▸ TASK STATEMENT
Rewrite the entries from the start through the line with "spec-row <box>1 373 800 400</box>", swapping "Engine" for "Generator" and keeping everything else the same.

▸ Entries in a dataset
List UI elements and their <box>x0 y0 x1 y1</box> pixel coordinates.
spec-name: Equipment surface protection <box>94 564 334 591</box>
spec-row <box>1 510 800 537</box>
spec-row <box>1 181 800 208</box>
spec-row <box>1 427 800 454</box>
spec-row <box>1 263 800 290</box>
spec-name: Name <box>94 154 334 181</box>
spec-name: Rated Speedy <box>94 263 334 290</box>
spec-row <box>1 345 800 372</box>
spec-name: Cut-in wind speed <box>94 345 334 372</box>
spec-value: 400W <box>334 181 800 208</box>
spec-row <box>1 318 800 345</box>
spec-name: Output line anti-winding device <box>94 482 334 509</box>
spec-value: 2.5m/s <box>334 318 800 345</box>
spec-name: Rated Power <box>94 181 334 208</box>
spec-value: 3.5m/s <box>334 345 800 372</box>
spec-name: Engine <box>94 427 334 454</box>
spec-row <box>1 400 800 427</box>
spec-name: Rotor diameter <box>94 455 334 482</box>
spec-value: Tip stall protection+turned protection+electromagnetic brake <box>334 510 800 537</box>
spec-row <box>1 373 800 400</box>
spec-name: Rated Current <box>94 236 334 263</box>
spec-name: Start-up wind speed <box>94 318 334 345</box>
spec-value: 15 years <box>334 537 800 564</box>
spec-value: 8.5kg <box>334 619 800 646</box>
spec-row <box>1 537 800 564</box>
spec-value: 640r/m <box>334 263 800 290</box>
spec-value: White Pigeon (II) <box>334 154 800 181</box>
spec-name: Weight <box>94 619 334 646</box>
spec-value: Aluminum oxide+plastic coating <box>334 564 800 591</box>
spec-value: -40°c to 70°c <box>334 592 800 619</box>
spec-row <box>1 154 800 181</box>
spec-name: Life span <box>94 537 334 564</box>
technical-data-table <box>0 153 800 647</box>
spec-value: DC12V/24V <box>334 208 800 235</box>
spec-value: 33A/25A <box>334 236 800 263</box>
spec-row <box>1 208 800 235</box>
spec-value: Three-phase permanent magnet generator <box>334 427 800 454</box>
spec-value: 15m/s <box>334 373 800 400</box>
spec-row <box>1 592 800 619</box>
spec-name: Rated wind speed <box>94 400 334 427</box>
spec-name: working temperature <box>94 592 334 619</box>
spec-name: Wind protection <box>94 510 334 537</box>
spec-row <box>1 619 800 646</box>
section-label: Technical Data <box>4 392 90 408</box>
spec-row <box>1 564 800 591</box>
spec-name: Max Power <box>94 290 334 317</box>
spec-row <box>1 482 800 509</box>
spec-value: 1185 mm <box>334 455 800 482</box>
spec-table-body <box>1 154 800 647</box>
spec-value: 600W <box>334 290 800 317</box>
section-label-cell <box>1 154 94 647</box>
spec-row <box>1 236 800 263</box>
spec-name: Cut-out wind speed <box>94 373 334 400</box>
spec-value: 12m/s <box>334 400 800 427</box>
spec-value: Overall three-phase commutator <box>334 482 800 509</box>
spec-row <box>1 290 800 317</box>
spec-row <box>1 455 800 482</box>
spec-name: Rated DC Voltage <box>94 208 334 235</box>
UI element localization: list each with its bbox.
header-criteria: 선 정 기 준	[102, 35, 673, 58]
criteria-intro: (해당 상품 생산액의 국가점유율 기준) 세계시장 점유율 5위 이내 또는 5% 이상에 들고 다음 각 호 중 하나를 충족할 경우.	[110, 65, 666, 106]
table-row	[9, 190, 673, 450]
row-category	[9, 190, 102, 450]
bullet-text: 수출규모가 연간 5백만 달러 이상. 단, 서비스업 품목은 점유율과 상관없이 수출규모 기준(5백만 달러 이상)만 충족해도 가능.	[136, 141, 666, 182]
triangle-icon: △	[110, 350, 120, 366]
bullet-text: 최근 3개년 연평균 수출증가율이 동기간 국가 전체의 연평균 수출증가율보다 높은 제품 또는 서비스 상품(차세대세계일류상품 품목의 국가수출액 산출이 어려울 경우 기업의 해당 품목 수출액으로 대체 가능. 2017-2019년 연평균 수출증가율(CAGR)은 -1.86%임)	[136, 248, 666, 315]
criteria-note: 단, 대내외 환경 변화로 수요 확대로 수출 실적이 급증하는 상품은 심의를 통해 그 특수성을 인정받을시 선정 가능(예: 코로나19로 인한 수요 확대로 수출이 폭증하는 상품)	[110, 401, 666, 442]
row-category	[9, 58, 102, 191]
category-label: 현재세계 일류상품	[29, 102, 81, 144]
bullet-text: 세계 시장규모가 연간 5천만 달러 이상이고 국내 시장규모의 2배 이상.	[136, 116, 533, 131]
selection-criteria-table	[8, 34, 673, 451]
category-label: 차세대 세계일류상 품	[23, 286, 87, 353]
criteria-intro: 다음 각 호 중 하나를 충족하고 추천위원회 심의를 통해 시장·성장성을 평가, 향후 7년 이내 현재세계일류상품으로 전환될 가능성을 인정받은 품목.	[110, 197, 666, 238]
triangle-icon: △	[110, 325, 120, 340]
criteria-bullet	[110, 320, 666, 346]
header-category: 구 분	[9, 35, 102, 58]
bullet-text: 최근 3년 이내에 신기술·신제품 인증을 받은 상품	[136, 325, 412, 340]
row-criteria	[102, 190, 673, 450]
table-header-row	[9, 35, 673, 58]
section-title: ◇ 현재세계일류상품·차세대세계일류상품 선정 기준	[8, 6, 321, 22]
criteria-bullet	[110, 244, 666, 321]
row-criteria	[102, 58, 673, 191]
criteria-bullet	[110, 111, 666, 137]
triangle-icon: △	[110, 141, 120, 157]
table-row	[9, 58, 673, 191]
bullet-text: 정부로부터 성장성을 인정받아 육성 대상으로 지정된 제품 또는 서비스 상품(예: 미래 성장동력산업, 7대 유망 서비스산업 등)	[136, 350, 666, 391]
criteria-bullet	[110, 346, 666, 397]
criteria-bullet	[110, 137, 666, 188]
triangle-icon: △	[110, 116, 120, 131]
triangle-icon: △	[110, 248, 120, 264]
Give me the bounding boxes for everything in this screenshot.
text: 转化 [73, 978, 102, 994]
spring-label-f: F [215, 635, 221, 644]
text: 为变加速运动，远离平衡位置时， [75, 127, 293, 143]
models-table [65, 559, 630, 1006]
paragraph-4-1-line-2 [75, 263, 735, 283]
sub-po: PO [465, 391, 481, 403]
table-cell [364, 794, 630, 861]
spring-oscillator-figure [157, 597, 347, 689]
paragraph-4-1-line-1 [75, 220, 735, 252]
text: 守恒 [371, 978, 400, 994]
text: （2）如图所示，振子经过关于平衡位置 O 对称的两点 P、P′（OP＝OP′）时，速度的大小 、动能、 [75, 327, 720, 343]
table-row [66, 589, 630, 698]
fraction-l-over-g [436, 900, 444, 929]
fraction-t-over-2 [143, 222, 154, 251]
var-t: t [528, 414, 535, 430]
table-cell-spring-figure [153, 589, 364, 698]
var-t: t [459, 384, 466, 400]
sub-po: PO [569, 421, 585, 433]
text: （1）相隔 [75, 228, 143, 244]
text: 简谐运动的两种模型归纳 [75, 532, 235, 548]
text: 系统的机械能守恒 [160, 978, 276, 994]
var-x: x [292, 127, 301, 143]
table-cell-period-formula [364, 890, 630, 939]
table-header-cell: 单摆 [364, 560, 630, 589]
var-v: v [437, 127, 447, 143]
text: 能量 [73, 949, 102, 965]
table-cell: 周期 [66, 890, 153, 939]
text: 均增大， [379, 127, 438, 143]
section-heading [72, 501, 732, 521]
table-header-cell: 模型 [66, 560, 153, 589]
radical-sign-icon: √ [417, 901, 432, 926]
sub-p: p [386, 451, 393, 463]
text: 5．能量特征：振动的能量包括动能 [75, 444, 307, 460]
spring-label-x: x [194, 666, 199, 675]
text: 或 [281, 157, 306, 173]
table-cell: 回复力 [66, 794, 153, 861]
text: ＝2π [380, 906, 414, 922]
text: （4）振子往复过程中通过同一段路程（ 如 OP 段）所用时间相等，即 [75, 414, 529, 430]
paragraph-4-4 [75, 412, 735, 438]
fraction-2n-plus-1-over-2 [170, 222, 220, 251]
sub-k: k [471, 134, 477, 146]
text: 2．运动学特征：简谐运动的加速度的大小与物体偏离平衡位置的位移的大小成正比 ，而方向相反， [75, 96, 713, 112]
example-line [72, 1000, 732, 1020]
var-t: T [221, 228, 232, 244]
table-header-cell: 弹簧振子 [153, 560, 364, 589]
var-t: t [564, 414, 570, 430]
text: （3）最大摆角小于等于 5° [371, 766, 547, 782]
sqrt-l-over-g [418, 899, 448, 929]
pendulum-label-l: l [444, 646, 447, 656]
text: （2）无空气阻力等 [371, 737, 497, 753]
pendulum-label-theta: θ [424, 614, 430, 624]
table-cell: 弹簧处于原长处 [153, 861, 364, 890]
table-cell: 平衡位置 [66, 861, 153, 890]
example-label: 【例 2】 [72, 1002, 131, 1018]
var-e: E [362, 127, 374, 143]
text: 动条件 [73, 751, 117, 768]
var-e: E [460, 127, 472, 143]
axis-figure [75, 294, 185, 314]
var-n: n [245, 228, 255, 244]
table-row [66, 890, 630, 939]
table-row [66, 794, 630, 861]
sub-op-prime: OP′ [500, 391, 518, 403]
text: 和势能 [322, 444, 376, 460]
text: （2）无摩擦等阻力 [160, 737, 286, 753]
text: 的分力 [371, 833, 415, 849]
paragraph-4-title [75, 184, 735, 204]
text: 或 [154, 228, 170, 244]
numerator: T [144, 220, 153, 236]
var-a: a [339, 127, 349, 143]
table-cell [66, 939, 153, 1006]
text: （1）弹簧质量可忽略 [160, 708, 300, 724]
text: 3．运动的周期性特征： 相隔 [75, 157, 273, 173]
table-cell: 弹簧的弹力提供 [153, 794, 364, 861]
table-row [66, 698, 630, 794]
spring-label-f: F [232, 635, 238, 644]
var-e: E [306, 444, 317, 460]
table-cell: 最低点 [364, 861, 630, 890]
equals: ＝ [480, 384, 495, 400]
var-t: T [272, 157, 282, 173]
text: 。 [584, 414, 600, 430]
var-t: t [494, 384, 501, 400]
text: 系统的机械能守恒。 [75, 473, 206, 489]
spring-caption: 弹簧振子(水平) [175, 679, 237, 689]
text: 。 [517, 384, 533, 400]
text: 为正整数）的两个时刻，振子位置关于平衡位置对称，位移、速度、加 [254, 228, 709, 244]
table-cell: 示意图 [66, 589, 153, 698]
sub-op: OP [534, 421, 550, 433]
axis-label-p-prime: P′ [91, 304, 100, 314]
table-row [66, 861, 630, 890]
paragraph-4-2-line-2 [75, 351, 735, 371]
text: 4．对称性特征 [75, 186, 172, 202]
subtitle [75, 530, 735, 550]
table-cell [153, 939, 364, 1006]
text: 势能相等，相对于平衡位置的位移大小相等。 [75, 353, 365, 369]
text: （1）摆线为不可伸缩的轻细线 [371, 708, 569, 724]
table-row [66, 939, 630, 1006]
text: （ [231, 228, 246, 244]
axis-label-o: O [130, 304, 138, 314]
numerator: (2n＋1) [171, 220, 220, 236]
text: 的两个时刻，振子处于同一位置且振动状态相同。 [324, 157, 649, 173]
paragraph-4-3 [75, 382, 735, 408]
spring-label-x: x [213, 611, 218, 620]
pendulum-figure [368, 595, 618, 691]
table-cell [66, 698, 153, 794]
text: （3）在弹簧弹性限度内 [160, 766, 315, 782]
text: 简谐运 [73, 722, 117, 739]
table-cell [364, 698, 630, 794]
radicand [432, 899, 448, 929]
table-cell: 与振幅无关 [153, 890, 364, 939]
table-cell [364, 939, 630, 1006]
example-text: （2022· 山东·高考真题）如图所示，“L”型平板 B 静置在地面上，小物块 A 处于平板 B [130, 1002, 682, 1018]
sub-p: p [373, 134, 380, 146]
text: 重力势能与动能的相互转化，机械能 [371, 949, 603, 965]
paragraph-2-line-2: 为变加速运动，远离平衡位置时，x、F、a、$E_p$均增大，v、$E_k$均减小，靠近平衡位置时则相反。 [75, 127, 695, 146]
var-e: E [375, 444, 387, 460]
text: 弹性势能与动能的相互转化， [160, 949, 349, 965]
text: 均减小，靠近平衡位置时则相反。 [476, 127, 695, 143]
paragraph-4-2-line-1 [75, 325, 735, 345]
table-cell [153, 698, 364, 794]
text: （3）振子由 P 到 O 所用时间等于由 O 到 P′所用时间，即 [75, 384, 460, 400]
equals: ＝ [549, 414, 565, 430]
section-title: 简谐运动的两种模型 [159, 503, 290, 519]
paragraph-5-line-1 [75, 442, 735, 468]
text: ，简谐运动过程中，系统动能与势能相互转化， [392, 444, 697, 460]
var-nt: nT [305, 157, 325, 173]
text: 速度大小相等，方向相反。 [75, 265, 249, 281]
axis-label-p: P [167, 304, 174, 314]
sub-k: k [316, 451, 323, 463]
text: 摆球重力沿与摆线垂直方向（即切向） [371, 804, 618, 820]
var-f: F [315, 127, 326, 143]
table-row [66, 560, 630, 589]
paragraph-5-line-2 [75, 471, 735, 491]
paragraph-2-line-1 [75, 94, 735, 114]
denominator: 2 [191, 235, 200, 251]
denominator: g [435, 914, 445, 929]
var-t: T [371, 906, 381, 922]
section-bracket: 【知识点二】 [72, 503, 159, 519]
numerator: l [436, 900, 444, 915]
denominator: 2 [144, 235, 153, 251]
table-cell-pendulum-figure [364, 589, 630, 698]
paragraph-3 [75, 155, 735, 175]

▸ SOLUTION FOR THIS PROBLEM
List UI elements and their <box>x0 y0 x1 y1</box> pixel coordinates.
spec-name: Equipment surface protection <box>94 564 334 591</box>
spec-row <box>1 510 800 537</box>
spec-row <box>1 181 800 208</box>
spec-row <box>1 427 800 454</box>
spec-row <box>1 263 800 290</box>
spec-name: Name <box>94 154 334 181</box>
spec-name: Rated Speedy <box>94 263 334 290</box>
spec-row <box>1 345 800 372</box>
spec-name: Cut-in wind speed <box>94 345 334 372</box>
spec-value: 400W <box>334 181 800 208</box>
spec-row <box>1 318 800 345</box>
spec-name: Output line anti-winding device <box>94 482 334 509</box>
spec-value: 2.5m/s <box>334 318 800 345</box>
spec-name: Rated Power <box>94 181 334 208</box>
spec-value: 3.5m/s <box>334 345 800 372</box>
spec-name: Generator <box>94 427 334 454</box>
spec-row <box>1 400 800 427</box>
spec-name: Rotor diameter <box>94 455 334 482</box>
spec-value: Tip stall protection+turned protection+electromagnetic brake <box>334 510 800 537</box>
spec-row <box>1 373 800 400</box>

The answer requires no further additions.